- _Work to be completed_
Starting at the line with "Convert this screenshot", transcribe each line through the final one, both included, and add nothing.

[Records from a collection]

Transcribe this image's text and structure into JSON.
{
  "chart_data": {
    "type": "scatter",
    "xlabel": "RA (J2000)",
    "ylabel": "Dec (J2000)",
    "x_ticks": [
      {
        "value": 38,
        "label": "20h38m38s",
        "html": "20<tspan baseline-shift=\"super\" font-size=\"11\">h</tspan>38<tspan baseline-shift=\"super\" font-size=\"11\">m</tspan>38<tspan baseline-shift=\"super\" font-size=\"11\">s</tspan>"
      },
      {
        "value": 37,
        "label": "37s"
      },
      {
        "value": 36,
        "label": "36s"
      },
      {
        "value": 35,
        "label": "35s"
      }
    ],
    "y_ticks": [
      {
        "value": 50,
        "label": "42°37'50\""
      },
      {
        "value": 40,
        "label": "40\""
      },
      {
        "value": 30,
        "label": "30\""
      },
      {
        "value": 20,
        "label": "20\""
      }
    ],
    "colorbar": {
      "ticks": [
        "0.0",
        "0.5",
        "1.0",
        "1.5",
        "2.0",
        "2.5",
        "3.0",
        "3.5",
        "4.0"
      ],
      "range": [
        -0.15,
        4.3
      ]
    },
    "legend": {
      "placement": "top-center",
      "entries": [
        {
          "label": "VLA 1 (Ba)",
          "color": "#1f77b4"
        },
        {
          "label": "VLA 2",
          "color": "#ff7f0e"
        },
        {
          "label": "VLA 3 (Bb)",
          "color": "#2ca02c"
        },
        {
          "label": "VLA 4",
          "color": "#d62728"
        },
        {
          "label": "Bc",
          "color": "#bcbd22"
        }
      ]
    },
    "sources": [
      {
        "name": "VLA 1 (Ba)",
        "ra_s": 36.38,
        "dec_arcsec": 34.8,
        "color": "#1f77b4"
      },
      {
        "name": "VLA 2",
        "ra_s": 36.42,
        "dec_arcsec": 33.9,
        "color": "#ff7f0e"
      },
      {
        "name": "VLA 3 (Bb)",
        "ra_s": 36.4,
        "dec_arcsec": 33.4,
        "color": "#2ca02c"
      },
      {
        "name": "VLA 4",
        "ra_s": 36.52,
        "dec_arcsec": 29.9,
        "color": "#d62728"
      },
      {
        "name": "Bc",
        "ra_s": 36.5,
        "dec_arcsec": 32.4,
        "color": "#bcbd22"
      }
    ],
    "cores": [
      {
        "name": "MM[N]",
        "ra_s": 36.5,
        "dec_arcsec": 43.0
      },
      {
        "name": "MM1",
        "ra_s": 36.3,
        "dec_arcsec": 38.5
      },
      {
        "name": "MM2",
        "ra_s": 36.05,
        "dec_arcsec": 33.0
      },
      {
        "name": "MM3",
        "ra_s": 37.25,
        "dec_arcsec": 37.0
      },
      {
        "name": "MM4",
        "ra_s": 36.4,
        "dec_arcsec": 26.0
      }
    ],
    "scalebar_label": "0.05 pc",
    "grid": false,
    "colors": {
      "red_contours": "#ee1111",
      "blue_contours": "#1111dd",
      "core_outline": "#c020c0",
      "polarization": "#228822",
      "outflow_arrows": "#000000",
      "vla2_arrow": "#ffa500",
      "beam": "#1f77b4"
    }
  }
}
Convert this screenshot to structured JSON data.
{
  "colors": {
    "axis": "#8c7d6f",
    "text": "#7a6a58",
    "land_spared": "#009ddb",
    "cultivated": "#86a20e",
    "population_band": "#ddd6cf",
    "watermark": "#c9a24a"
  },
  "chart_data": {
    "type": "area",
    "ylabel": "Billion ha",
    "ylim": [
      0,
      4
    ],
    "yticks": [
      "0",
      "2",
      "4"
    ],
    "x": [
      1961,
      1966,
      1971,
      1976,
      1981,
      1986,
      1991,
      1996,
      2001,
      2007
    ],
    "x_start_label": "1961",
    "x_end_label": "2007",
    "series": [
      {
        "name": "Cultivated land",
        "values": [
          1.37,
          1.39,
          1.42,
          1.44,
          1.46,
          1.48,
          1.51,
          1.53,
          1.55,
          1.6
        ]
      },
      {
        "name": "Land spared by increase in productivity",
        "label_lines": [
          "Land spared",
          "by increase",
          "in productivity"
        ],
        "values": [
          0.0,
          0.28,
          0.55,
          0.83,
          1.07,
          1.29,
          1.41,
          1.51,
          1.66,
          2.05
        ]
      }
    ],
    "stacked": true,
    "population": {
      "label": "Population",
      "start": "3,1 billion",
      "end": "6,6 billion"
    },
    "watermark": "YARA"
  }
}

- _Result_
Convert this screenshot to structured JSON data.
{
  "colors": {
    "axis": "#8c7d6f",
    "text": "#7a6a58",
    "land_spared": "#009ddb",
    "cultivated": "#86a20e",
    "population_band": "#ddd6cf",
    "watermark": "#c9a24a"
  },
  "chart_data": {
    "type": "area",
    "ylabel": "Billion ha",
    "ylim": [
      0,
      4
    ],
    "yticks": [
      "0",
      "2",
      "4"
    ],
    "x": [
      1961,
      1966,
      1971,
      1976,
      1981,
      1986,
      1991,
      1996,
      2001,
      2007
    ],
    "x_start_label": "1961",
    "x_end_label": "2007",
    "series": [
      {
        "name": "Cultivated land",
        "values": [
          1.37,
          1.39,
          1.42,
          1.44,
          1.46,
          1.48,
          1.51,
          1.53,
          1.55,
          1.6
        ]
      },
      {
        "name": "Land spared by increase in productivity",
        "label_lines": [
          "Land spared",
          "by increase",
          "in productivity"
        ],
        "values": [
          0.0,
          0.28,
          0.55,
          0.83,
          1.07,
          1.29,
          1.41,
          1.51,
          1.66,
          2.05
        ]
      }
    ],
    "stacked": true,
    "population": {
      "label": "Population",
      "start": "3,1 billion",
      "end": "6,6 billion"
    },
    "watermark": "YARA"
  }
}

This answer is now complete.